EXERCISE OBJECTIVE:
Each line that holds the word "workday" counts once; report how many lines do so and nothing else.
# # #
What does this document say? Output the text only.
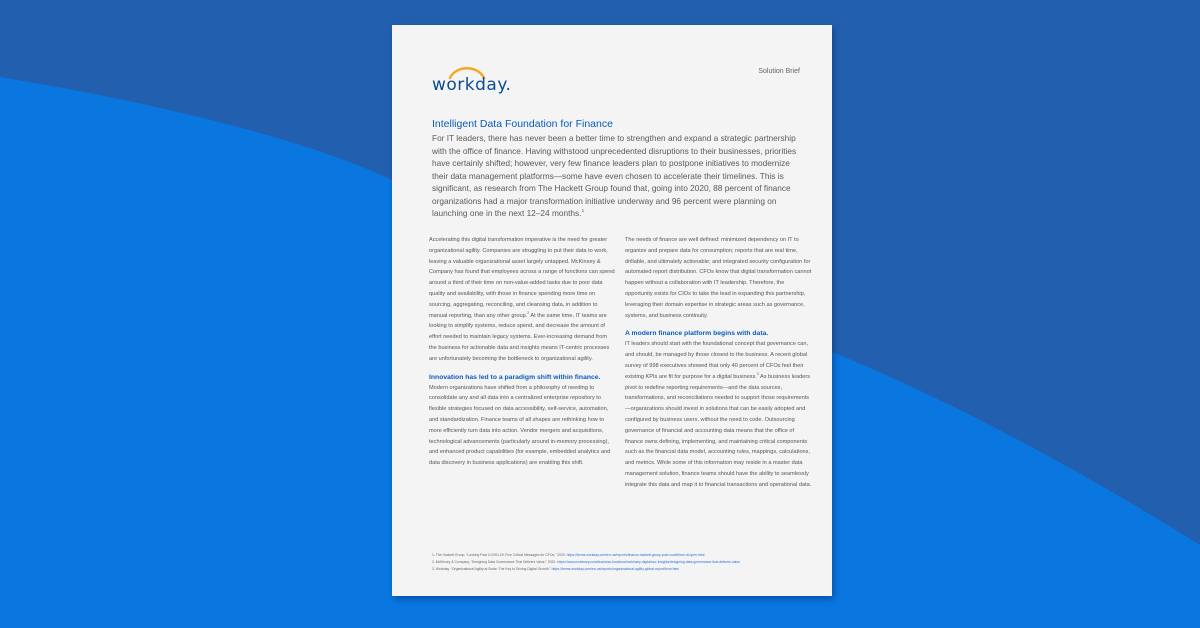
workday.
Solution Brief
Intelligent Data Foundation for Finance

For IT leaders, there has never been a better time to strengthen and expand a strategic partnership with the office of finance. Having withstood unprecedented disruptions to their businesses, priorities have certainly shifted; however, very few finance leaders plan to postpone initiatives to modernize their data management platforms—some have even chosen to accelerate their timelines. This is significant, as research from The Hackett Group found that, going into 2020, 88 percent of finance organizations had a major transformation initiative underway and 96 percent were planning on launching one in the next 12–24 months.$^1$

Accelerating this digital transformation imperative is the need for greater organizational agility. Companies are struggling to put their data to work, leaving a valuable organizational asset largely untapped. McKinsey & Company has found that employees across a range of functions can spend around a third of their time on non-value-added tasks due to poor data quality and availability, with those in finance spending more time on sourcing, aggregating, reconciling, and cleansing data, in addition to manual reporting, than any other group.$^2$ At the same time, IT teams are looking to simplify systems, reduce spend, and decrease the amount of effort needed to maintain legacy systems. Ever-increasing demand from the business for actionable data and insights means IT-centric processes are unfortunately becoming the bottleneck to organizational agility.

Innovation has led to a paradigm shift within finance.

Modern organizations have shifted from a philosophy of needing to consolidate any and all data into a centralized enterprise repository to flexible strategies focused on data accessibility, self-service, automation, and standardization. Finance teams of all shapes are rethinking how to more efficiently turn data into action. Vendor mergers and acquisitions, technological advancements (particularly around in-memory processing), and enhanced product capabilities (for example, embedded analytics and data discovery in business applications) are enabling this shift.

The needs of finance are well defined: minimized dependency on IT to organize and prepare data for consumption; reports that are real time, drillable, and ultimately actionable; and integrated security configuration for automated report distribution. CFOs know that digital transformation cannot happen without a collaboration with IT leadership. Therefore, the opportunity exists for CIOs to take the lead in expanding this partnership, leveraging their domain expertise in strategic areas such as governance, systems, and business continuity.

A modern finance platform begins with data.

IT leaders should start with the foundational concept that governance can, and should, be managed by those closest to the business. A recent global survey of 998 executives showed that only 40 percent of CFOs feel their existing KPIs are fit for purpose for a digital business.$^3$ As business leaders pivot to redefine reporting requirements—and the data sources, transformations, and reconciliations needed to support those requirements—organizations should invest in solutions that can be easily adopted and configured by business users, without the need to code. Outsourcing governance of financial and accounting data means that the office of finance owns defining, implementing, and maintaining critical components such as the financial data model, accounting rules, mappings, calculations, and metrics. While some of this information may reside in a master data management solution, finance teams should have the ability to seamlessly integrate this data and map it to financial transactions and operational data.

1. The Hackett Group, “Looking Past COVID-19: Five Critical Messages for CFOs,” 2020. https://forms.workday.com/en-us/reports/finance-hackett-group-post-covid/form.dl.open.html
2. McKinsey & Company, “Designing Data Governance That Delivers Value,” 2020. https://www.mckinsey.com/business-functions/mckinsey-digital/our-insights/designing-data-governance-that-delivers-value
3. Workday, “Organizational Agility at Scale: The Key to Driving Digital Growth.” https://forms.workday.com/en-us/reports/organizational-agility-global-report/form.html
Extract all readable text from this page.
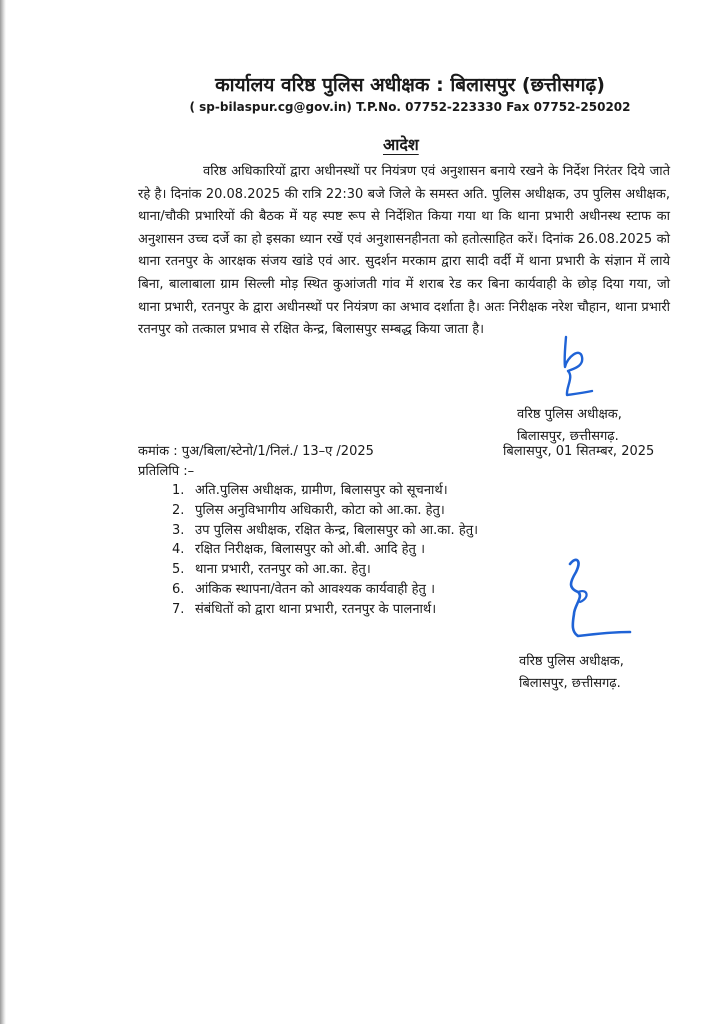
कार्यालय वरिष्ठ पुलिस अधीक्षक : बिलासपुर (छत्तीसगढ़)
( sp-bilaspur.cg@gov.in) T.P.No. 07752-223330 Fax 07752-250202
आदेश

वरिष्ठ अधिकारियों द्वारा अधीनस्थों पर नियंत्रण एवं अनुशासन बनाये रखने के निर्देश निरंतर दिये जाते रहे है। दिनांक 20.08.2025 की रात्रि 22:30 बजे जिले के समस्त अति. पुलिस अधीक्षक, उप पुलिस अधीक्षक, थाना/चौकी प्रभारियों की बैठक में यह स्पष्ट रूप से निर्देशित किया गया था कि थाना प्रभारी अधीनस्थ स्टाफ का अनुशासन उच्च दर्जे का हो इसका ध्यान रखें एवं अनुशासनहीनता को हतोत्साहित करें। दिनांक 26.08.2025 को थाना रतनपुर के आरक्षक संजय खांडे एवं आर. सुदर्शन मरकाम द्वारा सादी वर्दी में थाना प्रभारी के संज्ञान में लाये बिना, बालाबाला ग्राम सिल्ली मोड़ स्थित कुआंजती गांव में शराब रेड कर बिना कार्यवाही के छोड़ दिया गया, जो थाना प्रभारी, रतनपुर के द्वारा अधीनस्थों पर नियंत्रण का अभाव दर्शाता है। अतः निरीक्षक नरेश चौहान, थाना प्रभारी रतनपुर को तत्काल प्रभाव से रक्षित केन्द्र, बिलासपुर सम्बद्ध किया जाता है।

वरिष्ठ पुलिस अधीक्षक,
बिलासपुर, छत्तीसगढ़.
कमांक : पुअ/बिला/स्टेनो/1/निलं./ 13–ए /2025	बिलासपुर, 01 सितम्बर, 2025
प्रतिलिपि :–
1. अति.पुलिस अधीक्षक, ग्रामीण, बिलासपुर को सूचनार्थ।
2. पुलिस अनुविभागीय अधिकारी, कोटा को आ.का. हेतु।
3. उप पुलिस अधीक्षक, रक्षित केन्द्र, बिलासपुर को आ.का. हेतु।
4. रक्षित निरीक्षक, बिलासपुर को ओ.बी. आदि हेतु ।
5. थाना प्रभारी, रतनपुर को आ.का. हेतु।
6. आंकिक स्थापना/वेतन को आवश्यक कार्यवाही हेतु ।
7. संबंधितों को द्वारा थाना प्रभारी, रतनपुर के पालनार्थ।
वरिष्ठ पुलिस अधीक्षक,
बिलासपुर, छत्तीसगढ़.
# # #
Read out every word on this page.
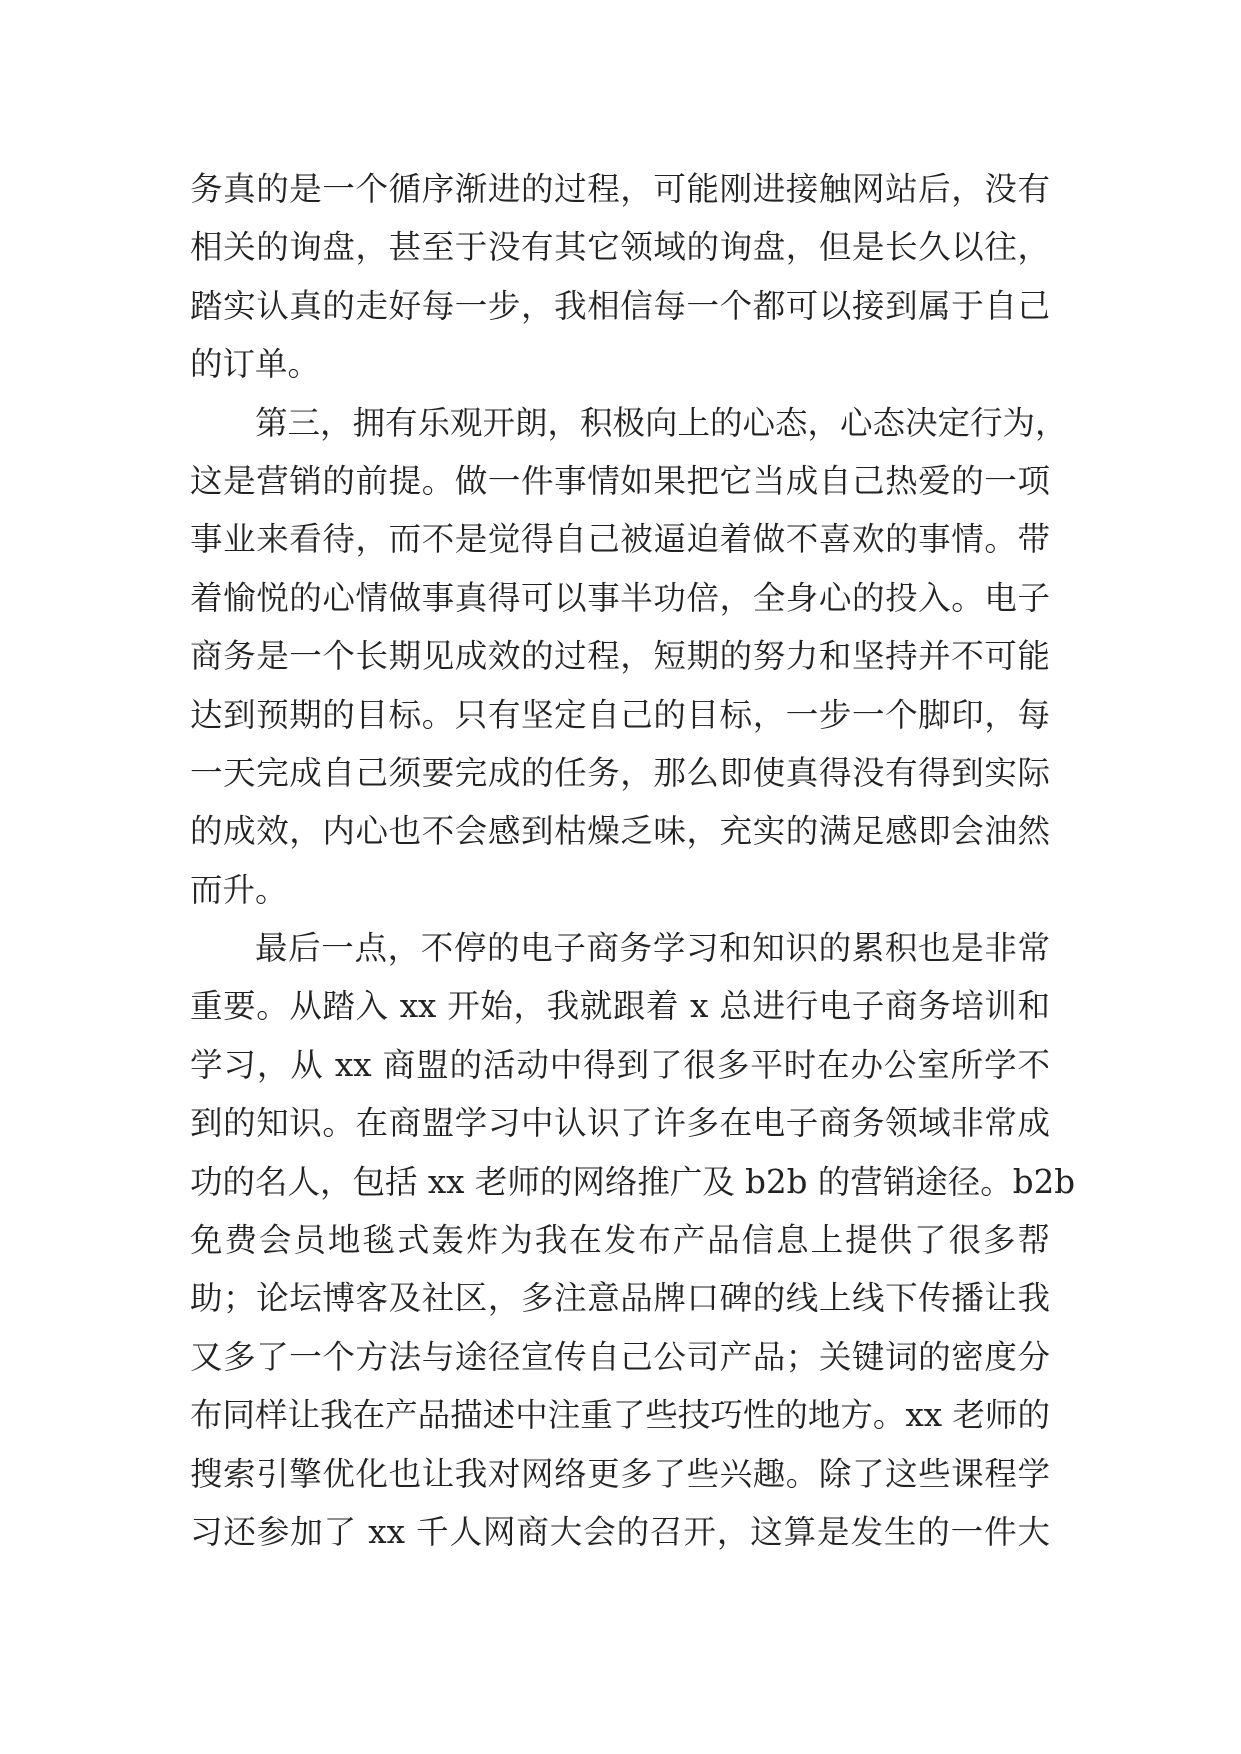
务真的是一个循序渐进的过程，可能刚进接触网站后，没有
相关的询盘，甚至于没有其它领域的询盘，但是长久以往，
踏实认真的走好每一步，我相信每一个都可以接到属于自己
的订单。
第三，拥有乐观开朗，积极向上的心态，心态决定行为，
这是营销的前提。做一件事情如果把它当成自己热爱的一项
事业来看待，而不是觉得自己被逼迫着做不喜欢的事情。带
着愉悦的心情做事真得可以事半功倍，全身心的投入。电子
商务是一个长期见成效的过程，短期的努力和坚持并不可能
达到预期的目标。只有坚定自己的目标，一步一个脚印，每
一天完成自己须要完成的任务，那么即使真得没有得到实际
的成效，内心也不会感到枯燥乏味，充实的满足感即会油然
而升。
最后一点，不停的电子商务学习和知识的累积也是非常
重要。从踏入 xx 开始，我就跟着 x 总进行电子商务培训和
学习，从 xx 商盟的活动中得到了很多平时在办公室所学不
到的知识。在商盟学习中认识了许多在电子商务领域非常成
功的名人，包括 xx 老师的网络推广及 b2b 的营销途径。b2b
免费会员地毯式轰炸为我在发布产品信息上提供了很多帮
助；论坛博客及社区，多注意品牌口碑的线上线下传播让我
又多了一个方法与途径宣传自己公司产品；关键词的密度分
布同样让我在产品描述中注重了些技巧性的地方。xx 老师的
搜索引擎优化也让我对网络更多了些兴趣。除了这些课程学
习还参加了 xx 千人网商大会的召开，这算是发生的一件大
# # #
TASK OUTPUT:
3